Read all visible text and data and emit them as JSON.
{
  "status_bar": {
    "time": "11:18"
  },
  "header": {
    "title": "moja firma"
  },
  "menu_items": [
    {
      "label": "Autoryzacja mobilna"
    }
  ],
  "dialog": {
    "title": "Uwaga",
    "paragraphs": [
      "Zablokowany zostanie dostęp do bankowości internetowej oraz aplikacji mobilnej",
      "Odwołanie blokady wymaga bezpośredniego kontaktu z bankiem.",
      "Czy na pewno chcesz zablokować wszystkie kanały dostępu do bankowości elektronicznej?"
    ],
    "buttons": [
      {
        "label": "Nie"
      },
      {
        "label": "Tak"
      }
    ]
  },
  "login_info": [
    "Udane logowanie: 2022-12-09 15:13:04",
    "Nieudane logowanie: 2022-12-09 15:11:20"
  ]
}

════════

WORK TO COMPLETE.
What do the records say? Quote them all exactly.

FINAL RESULT.
Read all visible text and data and emit them as JSON.
{
  "status_bar": {
    "time": "11:18"
  },
  "header": {
    "title": "moja firma"
  },
  "menu_items": [
    {
      "label": "Autoryzacja mobilna"
    }
  ],
  "dialog": {
    "title": "Uwaga",
    "paragraphs": [
      "Zablokowany zostanie dostęp do bankowości internetowej oraz aplikacji mobilnej",
      "Odwołanie blokady wymaga bezpośredniego kontaktu z bankiem.",
      "Czy na pewno chcesz zablokować wszystkie kanały dostępu do bankowości elektronicznej?"
    ],
    "buttons": [
      {
        "label": "Nie"
      },
      {
        "label": "Tak"
      }
    ]
  },
  "login_info": [
    "Udane logowanie: 2022-12-09 15:13:04",
    "Nieudane logowanie: 2022-12-09 15:11:20"
  ]
}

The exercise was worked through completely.